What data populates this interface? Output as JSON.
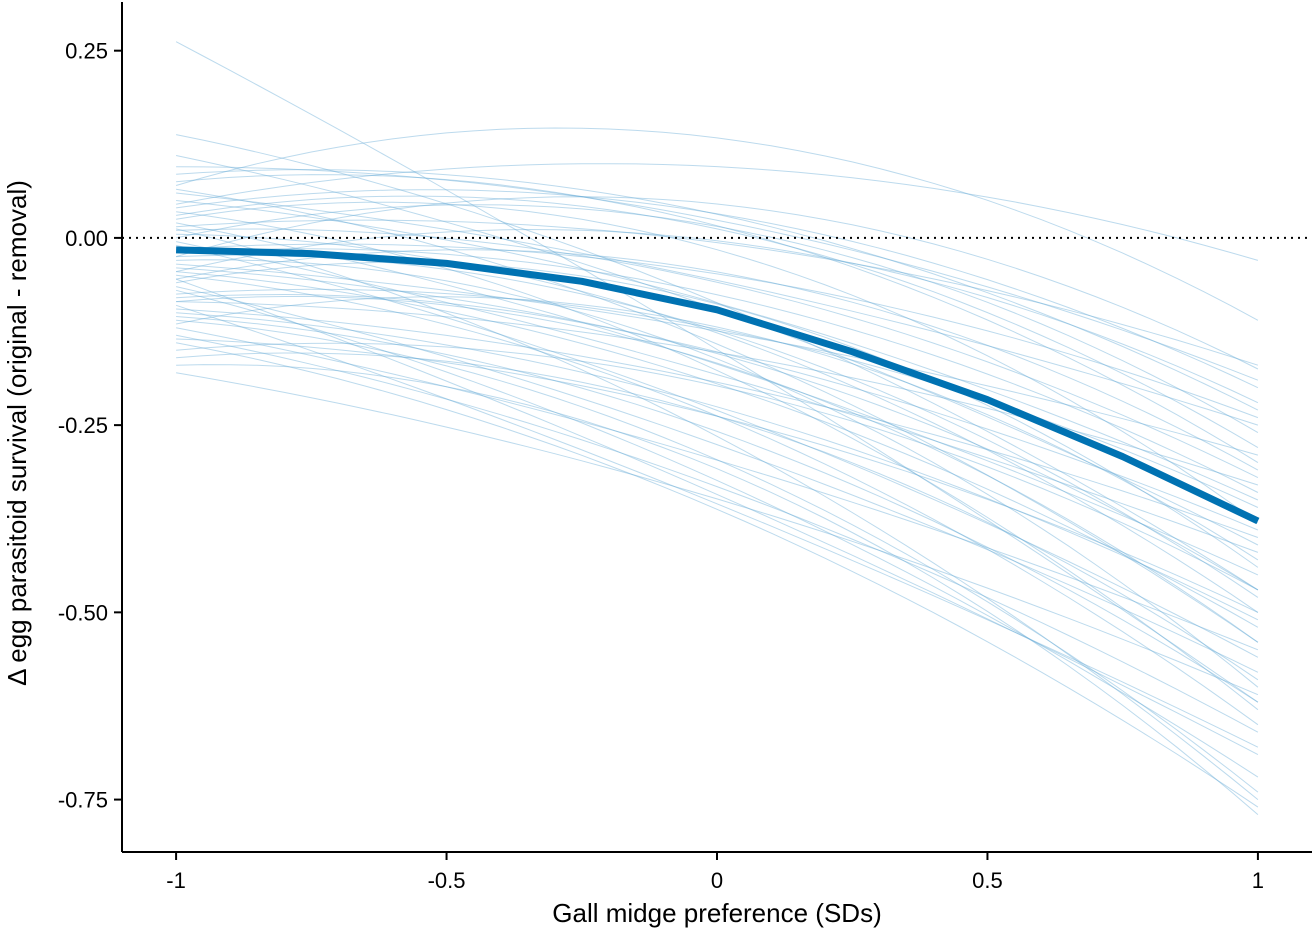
{
  "chart_data": {
    "type": "line",
    "title": "",
    "xlabel": "Gall midge preference (SDs)",
    "ylabel": "Δ egg parasitoid survival (original - removal)",
    "xlim": [
      -1.1,
      1.1
    ],
    "ylim": [
      -0.82,
      0.315
    ],
    "x_ticks": [
      -1,
      -0.5,
      0,
      0.5,
      1
    ],
    "x_tick_labels": [
      "-1",
      "-0.5",
      "0",
      "0.5",
      "1"
    ],
    "y_ticks": [
      0.25,
      0.0,
      -0.25,
      -0.5,
      -0.75
    ],
    "y_tick_labels": [
      "0.25",
      "0.00",
      "-0.25",
      "-0.50",
      "-0.75"
    ],
    "grid": false,
    "reference_line": {
      "y": 0,
      "style": "dotted"
    },
    "colors": {
      "mean": "#0072b2",
      "draws": "#6baed6",
      "reference": "#000000"
    },
    "mean_curve": {
      "x": [
        -1,
        -0.75,
        -0.5,
        -0.25,
        0,
        0.25,
        0.5,
        0.75,
        1
      ],
      "y": [
        -0.016,
        -0.021,
        -0.034,
        -0.058,
        -0.096,
        -0.152,
        -0.216,
        -0.292,
        -0.378
      ]
    },
    "posterior_draws": [
      {
        "start": 0.262,
        "end": -0.62
      },
      {
        "start": 0.11,
        "end": -0.41
      },
      {
        "start": 0.138,
        "end": -0.47
      },
      {
        "start": 0.085,
        "end": -0.23
      },
      {
        "start": 0.075,
        "end": -0.3
      },
      {
        "start": 0.07,
        "end": -0.11
      },
      {
        "start": 0.06,
        "end": -0.25
      },
      {
        "start": 0.05,
        "end": -0.35
      },
      {
        "start": 0.045,
        "end": -0.03
      },
      {
        "start": 0.04,
        "end": -0.2
      },
      {
        "start": 0.03,
        "end": -0.28
      },
      {
        "start": 0.025,
        "end": -0.38
      },
      {
        "start": 0.02,
        "end": -0.45
      },
      {
        "start": 0.015,
        "end": -0.17
      },
      {
        "start": 0.01,
        "end": -0.32
      },
      {
        "start": 0.005,
        "end": -0.5
      },
      {
        "start": 0.0,
        "end": -0.26
      },
      {
        "start": -0.005,
        "end": -0.42
      },
      {
        "start": -0.01,
        "end": -0.56
      },
      {
        "start": -0.015,
        "end": -0.24
      },
      {
        "start": -0.02,
        "end": -0.34
      },
      {
        "start": -0.025,
        "end": -0.48
      },
      {
        "start": -0.03,
        "end": -0.6
      },
      {
        "start": -0.035,
        "end": -0.29
      },
      {
        "start": -0.04,
        "end": -0.39
      },
      {
        "start": -0.045,
        "end": -0.52
      },
      {
        "start": -0.05,
        "end": -0.65
      },
      {
        "start": -0.055,
        "end": -0.31
      },
      {
        "start": -0.06,
        "end": -0.44
      },
      {
        "start": -0.065,
        "end": -0.58
      },
      {
        "start": -0.07,
        "end": -0.72
      },
      {
        "start": -0.075,
        "end": -0.36
      },
      {
        "start": -0.08,
        "end": -0.47
      },
      {
        "start": -0.085,
        "end": -0.54
      },
      {
        "start": -0.09,
        "end": -0.68
      },
      {
        "start": -0.095,
        "end": -0.4
      },
      {
        "start": -0.1,
        "end": -0.51
      },
      {
        "start": -0.105,
        "end": -0.62
      },
      {
        "start": -0.11,
        "end": -0.74
      },
      {
        "start": -0.115,
        "end": -0.43
      },
      {
        "start": -0.12,
        "end": -0.55
      },
      {
        "start": -0.13,
        "end": -0.66
      },
      {
        "start": -0.14,
        "end": -0.76
      },
      {
        "start": -0.15,
        "end": -0.47
      },
      {
        "start": -0.16,
        "end": -0.59
      },
      {
        "start": -0.17,
        "end": -0.77
      },
      {
        "start": -0.18,
        "end": -0.61
      },
      {
        "start": 0.095,
        "end": -0.19
      },
      {
        "start": 0.065,
        "end": -0.54
      },
      {
        "start": 0.035,
        "end": -0.63
      },
      {
        "start": -0.025,
        "end": -0.175
      },
      {
        "start": -0.055,
        "end": -0.69
      },
      {
        "start": -0.085,
        "end": -0.33
      },
      {
        "start": -0.135,
        "end": -0.5
      },
      {
        "start": 0.012,
        "end": -0.75
      },
      {
        "start": -0.045,
        "end": -0.22
      }
    ]
  }
}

= = = = = = =

• STATED GOAL
Go through the listing above and quote it exactly, apart from its images.

• FULL RESPONSE
What data populates this interface? Output as JSON.
{
  "chart_data": {
    "type": "line",
    "title": "",
    "xlabel": "Gall midge preference (SDs)",
    "ylabel": "Δ egg parasitoid survival (original - removal)",
    "xlim": [
      -1.1,
      1.1
    ],
    "ylim": [
      -0.82,
      0.315
    ],
    "x_ticks": [
      -1,
      -0.5,
      0,
      0.5,
      1
    ],
    "x_tick_labels": [
      "-1",
      "-0.5",
      "0",
      "0.5",
      "1"
    ],
    "y_ticks": [
      0.25,
      0.0,
      -0.25,
      -0.5,
      -0.75
    ],
    "y_tick_labels": [
      "0.25",
      "0.00",
      "-0.25",
      "-0.50",
      "-0.75"
    ],
    "grid": false,
    "reference_line": {
      "y": 0,
      "style": "dotted"
    },
    "colors": {
      "mean": "#0072b2",
      "draws": "#6baed6",
      "reference": "#000000"
    },
    "mean_curve": {
      "x": [
        -1,
        -0.75,
        -0.5,
        -0.25,
        0,
        0.25,
        0.5,
        0.75,
        1
      ],
      "y": [
        -0.016,
        -0.021,
        -0.034,
        -0.058,
        -0.096,
        -0.152,
        -0.216,
        -0.292,
        -0.378
      ]
    },
    "posterior_draws": [
      {
        "start": 0.262,
        "end": -0.62
      },
      {
        "start": 0.11,
        "end": -0.41
      },
      {
        "start": 0.138,
        "end": -0.47
      },
      {
        "start": 0.085,
        "end": -0.23
      },
      {
        "start": 0.075,
        "end": -0.3
      },
      {
        "start": 0.07,
        "end": -0.11
      },
      {
        "start": 0.06,
        "end": -0.25
      },
      {
        "start": 0.05,
        "end": -0.35
      },
      {
        "start": 0.045,
        "end": -0.03
      },
      {
        "start": 0.04,
        "end": -0.2
      },
      {
        "start": 0.03,
        "end": -0.28
      },
      {
        "start": 0.025,
        "end": -0.38
      },
      {
        "start": 0.02,
        "end": -0.45
      },
      {
        "start": 0.015,
        "end": -0.17
      },
      {
        "start": 0.01,
        "end": -0.32
      },
      {
        "start": 0.005,
        "end": -0.5
      },
      {
        "start": 0.0,
        "end": -0.26
      },
      {
        "start": -0.005,
        "end": -0.42
      },
      {
        "start": -0.01,
        "end": -0.56
      },
      {
        "start": -0.015,
        "end": -0.24
      },
      {
        "start": -0.02,
        "end": -0.34
      },
      {
        "start": -0.025,
        "end": -0.48
      },
      {
        "start": -0.03,
        "end": -0.6
      },
      {
        "start": -0.035,
        "end": -0.29
      },
      {
        "start": -0.04,
        "end": -0.39
      },
      {
        "start": -0.045,
        "end": -0.52
      },
      {
        "start": -0.05,
        "end": -0.65
      },
      {
        "start": -0.055,
        "end": -0.31
      },
      {
        "start": -0.06,
        "end": -0.44
      },
      {
        "start": -0.065,
        "end": -0.58
      },
      {
        "start": -0.07,
        "end": -0.72
      },
      {
        "start": -0.075,
        "end": -0.36
      },
      {
        "start": -0.08,
        "end": -0.47
      },
      {
        "start": -0.085,
        "end": -0.54
      },
      {
        "start": -0.09,
        "end": -0.68
      },
      {
        "start": -0.095,
        "end": -0.4
      },
      {
        "start": -0.1,
        "end": -0.51
      },
      {
        "start": -0.105,
        "end": -0.62
      },
      {
        "start": -0.11,
        "end": -0.74
      },
      {
        "start": -0.115,
        "end": -0.43
      },
      {
        "start": -0.12,
        "end": -0.55
      },
      {
        "start": -0.13,
        "end": -0.66
      },
      {
        "start": -0.14,
        "end": -0.76
      },
      {
        "start": -0.15,
        "end": -0.47
      },
      {
        "start": -0.16,
        "end": -0.59
      },
      {
        "start": -0.17,
        "end": -0.77
      },
      {
        "start": -0.18,
        "end": -0.61
      },
      {
        "start": 0.095,
        "end": -0.19
      },
      {
        "start": 0.065,
        "end": -0.54
      },
      {
        "start": 0.035,
        "end": -0.63
      },
      {
        "start": -0.025,
        "end": -0.175
      },
      {
        "start": -0.055,
        "end": -0.69
      },
      {
        "start": -0.085,
        "end": -0.33
      },
      {
        "start": -0.135,
        "end": -0.5
      },
      {
        "start": 0.012,
        "end": -0.75
      },
      {
        "start": -0.045,
        "end": -0.22
      }
    ]
  }
}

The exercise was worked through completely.